▶ **SET PROBLEM**:
Check each line of the data for "name" and select those that have it.

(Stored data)
========================

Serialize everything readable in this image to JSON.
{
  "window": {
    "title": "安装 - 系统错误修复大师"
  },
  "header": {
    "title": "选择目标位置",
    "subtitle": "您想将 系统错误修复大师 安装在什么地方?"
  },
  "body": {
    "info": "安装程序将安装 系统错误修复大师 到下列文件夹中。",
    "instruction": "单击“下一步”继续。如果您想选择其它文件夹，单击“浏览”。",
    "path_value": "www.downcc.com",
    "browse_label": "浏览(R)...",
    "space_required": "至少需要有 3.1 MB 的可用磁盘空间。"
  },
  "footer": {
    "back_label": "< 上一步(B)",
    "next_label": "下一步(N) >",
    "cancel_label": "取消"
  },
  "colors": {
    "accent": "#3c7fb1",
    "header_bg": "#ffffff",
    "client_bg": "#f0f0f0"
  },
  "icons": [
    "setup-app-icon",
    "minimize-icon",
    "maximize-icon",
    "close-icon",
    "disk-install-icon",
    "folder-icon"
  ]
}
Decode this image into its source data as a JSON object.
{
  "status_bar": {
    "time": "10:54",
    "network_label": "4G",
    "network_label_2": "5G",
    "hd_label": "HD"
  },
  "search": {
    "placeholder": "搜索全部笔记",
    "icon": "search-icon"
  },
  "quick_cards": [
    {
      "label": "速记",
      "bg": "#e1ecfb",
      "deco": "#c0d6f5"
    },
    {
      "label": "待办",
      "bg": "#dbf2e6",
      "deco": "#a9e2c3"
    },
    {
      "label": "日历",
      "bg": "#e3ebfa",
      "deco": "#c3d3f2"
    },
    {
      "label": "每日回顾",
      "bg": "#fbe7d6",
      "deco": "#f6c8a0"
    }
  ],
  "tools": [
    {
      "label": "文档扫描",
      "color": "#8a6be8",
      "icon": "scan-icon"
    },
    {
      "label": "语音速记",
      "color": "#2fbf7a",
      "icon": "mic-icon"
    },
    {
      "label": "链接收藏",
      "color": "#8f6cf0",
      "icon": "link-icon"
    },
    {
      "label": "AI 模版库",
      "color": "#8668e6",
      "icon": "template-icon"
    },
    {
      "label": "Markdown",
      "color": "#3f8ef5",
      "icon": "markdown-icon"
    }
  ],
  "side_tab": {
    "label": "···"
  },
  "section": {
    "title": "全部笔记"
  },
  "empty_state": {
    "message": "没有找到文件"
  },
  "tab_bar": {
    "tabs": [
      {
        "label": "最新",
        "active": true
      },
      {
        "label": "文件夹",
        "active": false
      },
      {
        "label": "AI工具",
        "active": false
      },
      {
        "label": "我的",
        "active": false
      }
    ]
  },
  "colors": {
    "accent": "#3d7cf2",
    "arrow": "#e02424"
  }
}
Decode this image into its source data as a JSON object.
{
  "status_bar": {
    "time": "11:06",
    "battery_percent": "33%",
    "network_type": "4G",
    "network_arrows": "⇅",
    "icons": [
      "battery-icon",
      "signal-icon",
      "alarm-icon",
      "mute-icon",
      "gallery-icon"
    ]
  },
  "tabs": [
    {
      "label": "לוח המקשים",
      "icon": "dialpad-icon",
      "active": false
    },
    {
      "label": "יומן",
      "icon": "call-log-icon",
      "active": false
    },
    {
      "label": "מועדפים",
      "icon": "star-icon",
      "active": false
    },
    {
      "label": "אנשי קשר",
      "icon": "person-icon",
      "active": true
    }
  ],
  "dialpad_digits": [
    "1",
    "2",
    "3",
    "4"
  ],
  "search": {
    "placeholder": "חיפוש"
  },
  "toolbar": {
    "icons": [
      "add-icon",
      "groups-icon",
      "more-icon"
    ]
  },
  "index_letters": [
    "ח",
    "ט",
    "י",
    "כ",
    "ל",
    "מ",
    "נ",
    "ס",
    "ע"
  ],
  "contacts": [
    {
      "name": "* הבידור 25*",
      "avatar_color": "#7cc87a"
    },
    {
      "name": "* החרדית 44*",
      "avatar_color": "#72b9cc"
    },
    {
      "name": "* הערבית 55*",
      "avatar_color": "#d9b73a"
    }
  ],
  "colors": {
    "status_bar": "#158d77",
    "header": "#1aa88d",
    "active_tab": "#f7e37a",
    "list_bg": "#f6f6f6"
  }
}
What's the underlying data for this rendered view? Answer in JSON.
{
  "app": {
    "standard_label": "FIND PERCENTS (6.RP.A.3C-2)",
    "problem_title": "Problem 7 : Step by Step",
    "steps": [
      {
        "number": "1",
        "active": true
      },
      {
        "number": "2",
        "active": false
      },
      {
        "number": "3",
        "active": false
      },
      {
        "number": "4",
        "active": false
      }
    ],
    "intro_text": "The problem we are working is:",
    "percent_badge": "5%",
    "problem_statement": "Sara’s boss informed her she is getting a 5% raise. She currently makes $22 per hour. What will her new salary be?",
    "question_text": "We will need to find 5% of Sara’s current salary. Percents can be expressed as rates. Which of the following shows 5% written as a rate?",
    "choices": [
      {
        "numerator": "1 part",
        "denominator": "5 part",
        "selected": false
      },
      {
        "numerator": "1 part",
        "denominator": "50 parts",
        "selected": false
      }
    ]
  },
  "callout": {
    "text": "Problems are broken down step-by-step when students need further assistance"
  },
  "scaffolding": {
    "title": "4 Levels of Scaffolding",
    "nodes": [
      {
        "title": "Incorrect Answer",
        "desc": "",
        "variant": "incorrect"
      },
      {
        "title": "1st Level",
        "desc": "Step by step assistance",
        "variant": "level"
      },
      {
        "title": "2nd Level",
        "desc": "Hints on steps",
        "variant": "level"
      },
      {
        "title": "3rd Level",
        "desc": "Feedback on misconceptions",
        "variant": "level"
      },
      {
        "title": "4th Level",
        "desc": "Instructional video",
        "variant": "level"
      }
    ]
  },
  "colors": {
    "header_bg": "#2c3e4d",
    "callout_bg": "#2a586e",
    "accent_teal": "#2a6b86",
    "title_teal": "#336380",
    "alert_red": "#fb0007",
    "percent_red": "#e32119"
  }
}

========================

▶ **EXERCISE RESPONSE**:
      "name": "* הבידור 25*",
      "name": "* החרדית 44*",
      "name": "* הערבית 55*",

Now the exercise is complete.